## Given request
Extract the complete data exactly as given.

## Materials provided
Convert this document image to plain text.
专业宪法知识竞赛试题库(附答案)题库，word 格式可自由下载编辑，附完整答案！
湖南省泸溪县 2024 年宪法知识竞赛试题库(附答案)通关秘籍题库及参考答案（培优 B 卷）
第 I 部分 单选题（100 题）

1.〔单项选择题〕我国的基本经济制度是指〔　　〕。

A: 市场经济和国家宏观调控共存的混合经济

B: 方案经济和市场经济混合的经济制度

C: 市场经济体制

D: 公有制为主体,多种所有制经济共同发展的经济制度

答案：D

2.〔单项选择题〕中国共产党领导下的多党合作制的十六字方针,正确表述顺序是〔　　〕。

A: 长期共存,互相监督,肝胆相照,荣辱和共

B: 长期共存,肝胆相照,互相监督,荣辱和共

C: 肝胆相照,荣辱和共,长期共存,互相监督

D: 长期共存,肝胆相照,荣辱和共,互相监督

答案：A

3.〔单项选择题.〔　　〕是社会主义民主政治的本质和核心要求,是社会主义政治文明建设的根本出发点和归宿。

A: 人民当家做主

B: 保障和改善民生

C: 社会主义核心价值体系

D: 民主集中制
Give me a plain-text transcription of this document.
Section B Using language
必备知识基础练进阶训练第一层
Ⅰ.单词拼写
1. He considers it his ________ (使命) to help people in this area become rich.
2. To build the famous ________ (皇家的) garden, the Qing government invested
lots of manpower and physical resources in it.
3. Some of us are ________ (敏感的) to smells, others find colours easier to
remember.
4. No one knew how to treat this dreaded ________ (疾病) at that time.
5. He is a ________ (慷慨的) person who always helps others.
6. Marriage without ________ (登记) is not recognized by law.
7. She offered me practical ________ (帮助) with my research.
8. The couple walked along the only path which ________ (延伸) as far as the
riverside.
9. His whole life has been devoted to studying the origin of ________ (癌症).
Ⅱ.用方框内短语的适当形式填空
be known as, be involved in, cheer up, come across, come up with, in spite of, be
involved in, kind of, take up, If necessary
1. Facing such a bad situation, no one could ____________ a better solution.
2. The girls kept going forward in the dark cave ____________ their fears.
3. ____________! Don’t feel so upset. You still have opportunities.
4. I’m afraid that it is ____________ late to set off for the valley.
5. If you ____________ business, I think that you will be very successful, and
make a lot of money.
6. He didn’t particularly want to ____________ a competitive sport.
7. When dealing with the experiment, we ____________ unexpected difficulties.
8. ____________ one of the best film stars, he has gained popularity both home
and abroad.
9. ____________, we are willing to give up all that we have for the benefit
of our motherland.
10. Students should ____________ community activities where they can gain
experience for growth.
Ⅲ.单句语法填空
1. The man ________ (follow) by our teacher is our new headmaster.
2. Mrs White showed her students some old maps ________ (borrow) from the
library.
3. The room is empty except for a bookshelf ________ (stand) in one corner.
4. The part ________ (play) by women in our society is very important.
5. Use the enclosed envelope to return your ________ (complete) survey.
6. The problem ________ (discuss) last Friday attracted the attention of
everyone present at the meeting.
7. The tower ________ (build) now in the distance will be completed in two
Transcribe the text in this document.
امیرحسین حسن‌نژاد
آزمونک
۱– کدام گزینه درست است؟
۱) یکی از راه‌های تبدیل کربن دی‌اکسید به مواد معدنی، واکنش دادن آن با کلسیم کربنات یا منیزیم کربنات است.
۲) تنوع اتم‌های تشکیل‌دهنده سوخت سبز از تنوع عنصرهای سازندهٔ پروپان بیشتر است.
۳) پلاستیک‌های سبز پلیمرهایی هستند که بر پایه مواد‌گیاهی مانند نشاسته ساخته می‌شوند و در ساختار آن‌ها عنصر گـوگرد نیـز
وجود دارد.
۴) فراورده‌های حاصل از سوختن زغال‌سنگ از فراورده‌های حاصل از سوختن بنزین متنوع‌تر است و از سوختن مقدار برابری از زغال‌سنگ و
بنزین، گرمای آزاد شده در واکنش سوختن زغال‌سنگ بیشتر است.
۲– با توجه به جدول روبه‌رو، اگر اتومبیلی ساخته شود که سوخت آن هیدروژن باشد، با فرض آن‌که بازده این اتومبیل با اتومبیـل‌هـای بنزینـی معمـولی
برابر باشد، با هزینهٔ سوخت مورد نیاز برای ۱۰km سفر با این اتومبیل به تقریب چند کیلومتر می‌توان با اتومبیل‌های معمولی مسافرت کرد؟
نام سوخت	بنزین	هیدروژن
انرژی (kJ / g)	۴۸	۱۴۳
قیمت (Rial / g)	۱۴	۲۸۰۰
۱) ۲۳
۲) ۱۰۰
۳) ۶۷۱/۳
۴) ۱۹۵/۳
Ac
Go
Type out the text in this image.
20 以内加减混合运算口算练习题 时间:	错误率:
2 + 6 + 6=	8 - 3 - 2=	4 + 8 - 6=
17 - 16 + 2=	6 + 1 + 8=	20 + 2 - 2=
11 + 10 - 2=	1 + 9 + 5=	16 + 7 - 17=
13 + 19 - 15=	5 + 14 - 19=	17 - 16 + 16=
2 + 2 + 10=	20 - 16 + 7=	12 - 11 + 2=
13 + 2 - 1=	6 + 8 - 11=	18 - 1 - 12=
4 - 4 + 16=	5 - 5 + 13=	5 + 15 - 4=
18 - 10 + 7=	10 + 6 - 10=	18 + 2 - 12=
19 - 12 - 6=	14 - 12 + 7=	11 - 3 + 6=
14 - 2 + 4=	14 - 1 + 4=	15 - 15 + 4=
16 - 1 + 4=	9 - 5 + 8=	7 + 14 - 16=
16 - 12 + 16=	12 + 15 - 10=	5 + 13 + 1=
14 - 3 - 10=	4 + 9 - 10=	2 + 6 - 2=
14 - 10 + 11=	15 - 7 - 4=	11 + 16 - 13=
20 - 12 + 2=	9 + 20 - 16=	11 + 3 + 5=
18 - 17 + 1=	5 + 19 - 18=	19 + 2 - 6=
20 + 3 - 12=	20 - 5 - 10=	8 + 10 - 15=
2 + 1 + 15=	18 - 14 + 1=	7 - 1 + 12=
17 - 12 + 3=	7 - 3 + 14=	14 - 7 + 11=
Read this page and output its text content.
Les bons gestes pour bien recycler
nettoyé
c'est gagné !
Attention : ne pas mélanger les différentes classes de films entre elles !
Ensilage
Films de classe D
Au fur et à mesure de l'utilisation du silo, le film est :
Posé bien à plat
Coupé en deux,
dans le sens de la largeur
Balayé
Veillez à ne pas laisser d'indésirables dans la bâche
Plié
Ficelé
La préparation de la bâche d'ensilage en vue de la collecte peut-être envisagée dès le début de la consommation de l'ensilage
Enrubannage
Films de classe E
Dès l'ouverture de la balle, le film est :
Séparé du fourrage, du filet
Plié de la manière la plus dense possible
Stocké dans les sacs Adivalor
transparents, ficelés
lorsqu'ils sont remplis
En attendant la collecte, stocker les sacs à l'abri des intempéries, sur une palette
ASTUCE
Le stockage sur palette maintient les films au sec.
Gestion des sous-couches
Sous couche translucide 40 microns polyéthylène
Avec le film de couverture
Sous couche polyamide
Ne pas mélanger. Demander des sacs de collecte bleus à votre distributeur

## Exercise output
Convert this document image to plain text.
专业宪法知识竞赛试题库(附答案)题库，word 格式可自由下载编辑，附完整答案！
湖南省泸溪县 2024 年宪法知识竞赛试题库(附答案)通关秘籍题库及参考答案（培优 B 卷）
第 I 部分 单选题（100 题）

1.〔单项选择题〕我国的基本经济制度是指〔　　〕。

A: 市场经济和国家宏观调控共存的混合经济

B: 方案经济和市场经济混合的经济制度

C: 市场经济体制

D: 公有制为主体,多种所有制经济共同发展的经济制度

答案：D

2.〔单项选择题〕中国共产党领导下的多党合作制的十六字方针,正确表述顺序是〔　　〕。

A: 长期共存,互相监督,肝胆相照,荣辱和共

B: 长期共存,肝胆相照,互相监督,荣辱和共

C: 肝胆相照,荣辱和共,长期共存,互相监督

D: 长期共存,肝胆相照,荣辱和共,互相监督

答案：A

3.〔单项选择题.〔　　〕是社会主义民主政治的本质和核心要求,是社会主义政治文明建设的根本出发点和归宿。

A: 人民当家做主

B: 保障和改善民生

C: 社会主义核心价值体系

D: 民主集中制
Give me a plain-text transcription of this document.
Section B Using language
必备知识基础练进阶训练第一层
Ⅰ.单词拼写
1. He considers it his ________ (使命) to help people in this area become rich.
2. To build the famous ________ (皇家的) garden, the Qing government invested
lots of manpower and physical resources in it.
3. Some of us are ________ (敏感的) to smells, others find colours easier to
remember.
4. No one knew how to treat this dreaded ________ (疾病) at that time.
5. He is a ________ (慷慨的) person who always helps others.
6. Marriage without ________ (登记) is not recognized by law.
7. She offered me practical ________ (帮助) with my research.
8. The couple walked along the only path which ________ (延伸) as far as the
riverside.
9. His whole life has been devoted to studying the origin of ________ (癌症).
Ⅱ.用方框内短语的适当形式填空
be known as, be involved in, cheer up, come across, come up with, in spite of, be
involved in, kind of, take up, If necessary
1. Facing such a bad situation, no one could ____________ a better solution.
2. The girls kept going forward in the dark cave ____________ their fears.
3. ____________! Don’t feel so upset. You still have opportunities.
4. I’m afraid that it is ____________ late to set off for the valley.
5. If you ____________ business, I think that you will be very successful, and
make a lot of money.
6. He didn’t particularly want to ____________ a competitive sport.
7. When dealing with the experiment, we ____________ unexpected difficulties.
8. ____________ one of the best film stars, he has gained popularity both home
and abroad.
9. ____________, we are willing to give up all that we have for the benefit
of our motherland.
10. Students should ____________ community activities where they can gain
experience for growth.
Ⅲ.单句语法填空
1. The man ________ (follow) by our teacher is our new headmaster.
2. Mrs White showed her students some old maps ________ (borrow) from the
library.
3. The room is empty except for a bookshelf ________ (stand) in one corner.
4. The part ________ (play) by women in our society is very important.
5. Use the enclosed envelope to return your ________ (complete) survey.
6. The problem ________ (discuss) last Friday attracted the attention of
everyone present at the meeting.
7. The tower ________ (build) now in the distance will be completed in two
Transcribe the text in this document.
امیرحسین حسن‌نژاد
آزمونک
۱– کدام گزینه درست است؟
۱) یکی از راه‌های تبدیل کربن دی‌اکسید به مواد معدنی، واکنش دادن آن با کلسیم کربنات یا منیزیم کربنات است.
۲) تنوع اتم‌های تشکیل‌دهنده سوخت سبز از تنوع عنصرهای سازندهٔ پروپان بیشتر است.
۳) پلاستیک‌های سبز پلیمرهایی هستند که بر پایه مواد‌گیاهی مانند نشاسته ساخته می‌شوند و در ساختار آن‌ها عنصر گـوگرد نیـز
وجود دارد.
۴) فراورده‌های حاصل از سوختن زغال‌سنگ از فراورده‌های حاصل از سوختن بنزین متنوع‌تر است و از سوختن مقدار برابری از زغال‌سنگ و
بنزین، گرمای آزاد شده در واکنش سوختن زغال‌سنگ بیشتر است.
۲– با توجه به جدول روبه‌رو، اگر اتومبیلی ساخته شود که سوخت آن هیدروژن باشد، با فرض آن‌که بازده این اتومبیل با اتومبیـل‌هـای بنزینـی معمـولی
برابر باشد، با هزینهٔ سوخت مورد نیاز برای ۱۰km سفر با این اتومبیل به تقریب چند کیلومتر می‌توان با اتومبیل‌های معمولی مسافرت کرد؟
نام سوخت	بنزین	هیدروژن
انرژی (kJ / g)	۴۸	۱۴۳
قیمت (Rial / g)	۱۴	۲۸۰۰
۱) ۲۳
۲) ۱۰۰
۳) ۶۷۱/۳
۴) ۱۹۵/۳
Ac
Go
Type out the text in this image.
20 以内加减混合运算口算练习题 时间:	错误率:
2 + 6 + 6=	8 - 3 - 2=	4 + 8 - 6=
17 - 16 + 2=	6 + 1 + 8=	20 + 2 - 2=
11 + 10 - 2=	1 + 9 + 5=	16 + 7 - 17=
13 + 19 - 15=	5 + 14 - 19=	17 - 16 + 16=
2 + 2 + 10=	20 - 16 + 7=	12 - 11 + 2=
13 + 2 - 1=	6 + 8 - 11=	18 - 1 - 12=
4 - 4 + 16=	5 - 5 + 13=	5 + 15 - 4=
18 - 10 + 7=	10 + 6 - 10=	18 + 2 - 12=
19 - 12 - 6=	14 - 12 + 7=	11 - 3 + 6=
14 - 2 + 4=	14 - 1 + 4=	15 - 15 + 4=
16 - 1 + 4=	9 - 5 + 8=	7 + 14 - 16=
16 - 12 + 16=	12 + 15 - 10=	5 + 13 + 1=
14 - 3 - 10=	4 + 9 - 10=	2 + 6 - 2=
14 - 10 + 11=	15 - 7 - 4=	11 + 16 - 13=
20 - 12 + 2=	9 + 20 - 16=	11 + 3 + 5=
18 - 17 + 1=	5 + 19 - 18=	19 + 2 - 6=
20 + 3 - 12=	20 - 5 - 10=	8 + 10 - 15=
2 + 1 + 15=	18 - 14 + 1=	7 - 1 + 12=
17 - 12 + 3=	7 - 3 + 14=	14 - 7 + 11=
Read this page and output its text content.
Les bons gestes pour bien recycler
nettoyé
c'est gagné !
Attention : ne pas mélanger les différentes classes de films entre elles !
Ensilage
Films de classe D
Au fur et à mesure de l'utilisation du silo, le film est :
Posé bien à plat
Coupé en deux,
dans le sens de la largeur
Balayé
Veillez à ne pas laisser d'indésirables dans la bâche
Plié
Ficelé
La préparation de la bâche d'ensilage en vue de la collecte peut-être envisagée dès le début de la consommation de l'ensilage
Enrubannage
Films de classe E
Dès l'ouverture de la balle, le film est :
Séparé du fourrage, du filet
Plié de la manière la plus dense possible
Stocké dans les sacs Adivalor
transparents, ficelés
lorsqu'ils sont remplis
En attendant la collecte, stocker les sacs à l'abri des intempéries, sur une palette
ASTUCE
Le stockage sur palette maintient les films au sec.
Gestion des sous-couches
Sous couche translucide 40 microns polyéthylène
Avec le film de couverture
Sous couche polyamide
Ne pas mélanger. Demander des sacs de collecte bleus à votre distributeur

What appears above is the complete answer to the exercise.